Exercise task >> In the data, extract each line that holds the string "color".

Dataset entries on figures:
□ □ □ □ □ □ □
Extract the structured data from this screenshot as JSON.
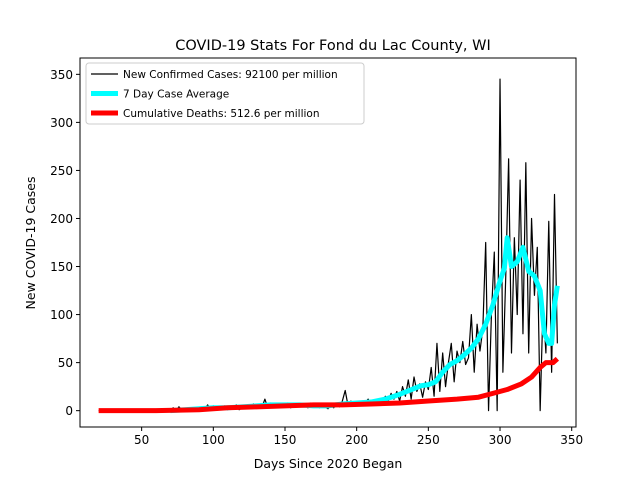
{
  "chart_data": {
    "type": "line",
    "title": "COVID-19 Stats For Fond du Lac County, WI",
    "xlabel": "Days Since 2020 Began",
    "ylabel": "New COVID-19 Cases",
    "xlim": [
      7,
      353
    ],
    "ylim": [
      -17,
      367
    ],
    "xticks": [
      50,
      100,
      150,
      200,
      250,
      300,
      350
    ],
    "yticks": [
      0,
      50,
      100,
      150,
      200,
      250,
      300,
      350
    ],
    "grid": false,
    "legend_position": "top-left",
    "series": [
      {
        "name": "New Confirmed Cases: 92100 per million",
        "color": "#000000",
        "points": [
          [
            20,
            0
          ],
          [
            30,
            0
          ],
          [
            40,
            0
          ],
          [
            50,
            0
          ],
          [
            60,
            0
          ],
          [
            70,
            0
          ],
          [
            72,
            3
          ],
          [
            74,
            0
          ],
          [
            76,
            4
          ],
          [
            78,
            1
          ],
          [
            80,
            2
          ],
          [
            82,
            0
          ],
          [
            84,
            3
          ],
          [
            86,
            1
          ],
          [
            88,
            0
          ],
          [
            90,
            2
          ],
          [
            92,
            4
          ],
          [
            94,
            1
          ],
          [
            96,
            6
          ],
          [
            98,
            2
          ],
          [
            100,
            5
          ],
          [
            102,
            1
          ],
          [
            104,
            3
          ],
          [
            106,
            2
          ],
          [
            108,
            5
          ],
          [
            110,
            1
          ],
          [
            112,
            4
          ],
          [
            114,
            2
          ],
          [
            116,
            6
          ],
          [
            118,
            1
          ],
          [
            120,
            3
          ],
          [
            122,
            5
          ],
          [
            124,
            2
          ],
          [
            126,
            4
          ],
          [
            128,
            7
          ],
          [
            130,
            3
          ],
          [
            132,
            6
          ],
          [
            134,
            4
          ],
          [
            136,
            12
          ],
          [
            138,
            3
          ],
          [
            140,
            8
          ],
          [
            142,
            4
          ],
          [
            144,
            6
          ],
          [
            146,
            3
          ],
          [
            148,
            7
          ],
          [
            150,
            5
          ],
          [
            152,
            8
          ],
          [
            154,
            3
          ],
          [
            156,
            6
          ],
          [
            158,
            4
          ],
          [
            160,
            7
          ],
          [
            162,
            5
          ],
          [
            164,
            6
          ],
          [
            166,
            3
          ],
          [
            168,
            8
          ],
          [
            170,
            4
          ],
          [
            172,
            5
          ],
          [
            174,
            3
          ],
          [
            176,
            7
          ],
          [
            178,
            4
          ],
          [
            180,
            2
          ],
          [
            182,
            6
          ],
          [
            184,
            3
          ],
          [
            186,
            7
          ],
          [
            188,
            4
          ],
          [
            190,
            10
          ],
          [
            192,
            21
          ],
          [
            194,
            5
          ],
          [
            196,
            10
          ],
          [
            198,
            6
          ],
          [
            200,
            9
          ],
          [
            202,
            6
          ],
          [
            204,
            10
          ],
          [
            206,
            8
          ],
          [
            208,
            12
          ],
          [
            210,
            6
          ],
          [
            212,
            10
          ],
          [
            214,
            7
          ],
          [
            216,
            12
          ],
          [
            218,
            9
          ],
          [
            220,
            15
          ],
          [
            222,
            10
          ],
          [
            224,
            18
          ],
          [
            226,
            12
          ],
          [
            228,
            20
          ],
          [
            230,
            10
          ],
          [
            232,
            25
          ],
          [
            234,
            15
          ],
          [
            236,
            32
          ],
          [
            238,
            12
          ],
          [
            240,
            35
          ],
          [
            242,
            20
          ],
          [
            244,
            28
          ],
          [
            246,
            14
          ],
          [
            248,
            30
          ],
          [
            250,
            22
          ],
          [
            252,
            45
          ],
          [
            254,
            15
          ],
          [
            256,
            70
          ],
          [
            258,
            20
          ],
          [
            260,
            60
          ],
          [
            262,
            25
          ],
          [
            264,
            50
          ],
          [
            266,
            70
          ],
          [
            268,
            30
          ],
          [
            270,
            62
          ],
          [
            272,
            50
          ],
          [
            274,
            72
          ],
          [
            276,
            48
          ],
          [
            278,
            55
          ],
          [
            280,
            100
          ],
          [
            282,
            40
          ],
          [
            284,
            90
          ],
          [
            286,
            62
          ],
          [
            288,
            85
          ],
          [
            290,
            175
          ],
          [
            292,
            0
          ],
          [
            294,
            100
          ],
          [
            296,
            165
          ],
          [
            298,
            0
          ],
          [
            300,
            345
          ],
          [
            302,
            40
          ],
          [
            304,
            140
          ],
          [
            306,
            262
          ],
          [
            308,
            60
          ],
          [
            310,
            180
          ],
          [
            312,
            100
          ],
          [
            314,
            240
          ],
          [
            316,
            80
          ],
          [
            318,
            258
          ],
          [
            320,
            60
          ],
          [
            322,
            200
          ],
          [
            324,
            120
          ],
          [
            326,
            170
          ],
          [
            328,
            0
          ],
          [
            330,
            110
          ],
          [
            332,
            60
          ],
          [
            334,
            197
          ],
          [
            336,
            40
          ],
          [
            338,
            225
          ],
          [
            340,
            70
          ]
        ]
      },
      {
        "name": "7 Day Case Average",
        "color": "#00ffff",
        "points": [
          [
            70,
            0
          ],
          [
            80,
            1
          ],
          [
            90,
            2
          ],
          [
            100,
            3
          ],
          [
            110,
            3
          ],
          [
            120,
            4
          ],
          [
            130,
            5
          ],
          [
            140,
            6
          ],
          [
            150,
            6
          ],
          [
            160,
            6
          ],
          [
            170,
            5
          ],
          [
            180,
            5
          ],
          [
            190,
            7
          ],
          [
            200,
            8
          ],
          [
            210,
            9
          ],
          [
            220,
            12
          ],
          [
            230,
            17
          ],
          [
            240,
            23
          ],
          [
            245,
            26
          ],
          [
            250,
            27
          ],
          [
            255,
            30
          ],
          [
            260,
            40
          ],
          [
            265,
            48
          ],
          [
            270,
            52
          ],
          [
            275,
            58
          ],
          [
            280,
            65
          ],
          [
            285,
            75
          ],
          [
            290,
            90
          ],
          [
            295,
            110
          ],
          [
            300,
            135
          ],
          [
            303,
            148
          ],
          [
            305,
            180
          ],
          [
            308,
            150
          ],
          [
            312,
            155
          ],
          [
            316,
            170
          ],
          [
            320,
            145
          ],
          [
            324,
            140
          ],
          [
            328,
            125
          ],
          [
            331,
            80
          ],
          [
            334,
            70
          ],
          [
            336,
            70
          ],
          [
            338,
            110
          ],
          [
            340,
            130
          ]
        ]
      },
      {
        "name": "Cumulative Deaths: 512.6 per million",
        "color": "#ff0000",
        "points": [
          [
            20,
            0
          ],
          [
            60,
            0
          ],
          [
            90,
            1
          ],
          [
            110,
            3
          ],
          [
            130,
            4
          ],
          [
            150,
            5
          ],
          [
            170,
            6
          ],
          [
            190,
            6
          ],
          [
            210,
            7
          ],
          [
            230,
            8
          ],
          [
            250,
            10
          ],
          [
            270,
            12
          ],
          [
            285,
            14
          ],
          [
            295,
            18
          ],
          [
            305,
            22
          ],
          [
            315,
            28
          ],
          [
            322,
            35
          ],
          [
            328,
            45
          ],
          [
            332,
            50
          ],
          [
            337,
            50
          ],
          [
            340,
            54
          ]
        ]
      }
    ]
  }
}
□ □ □ □ □ □ □
Full answer >>
        "color": "#000000",
        "color": "#00ffff",
        "color": "#ff0000",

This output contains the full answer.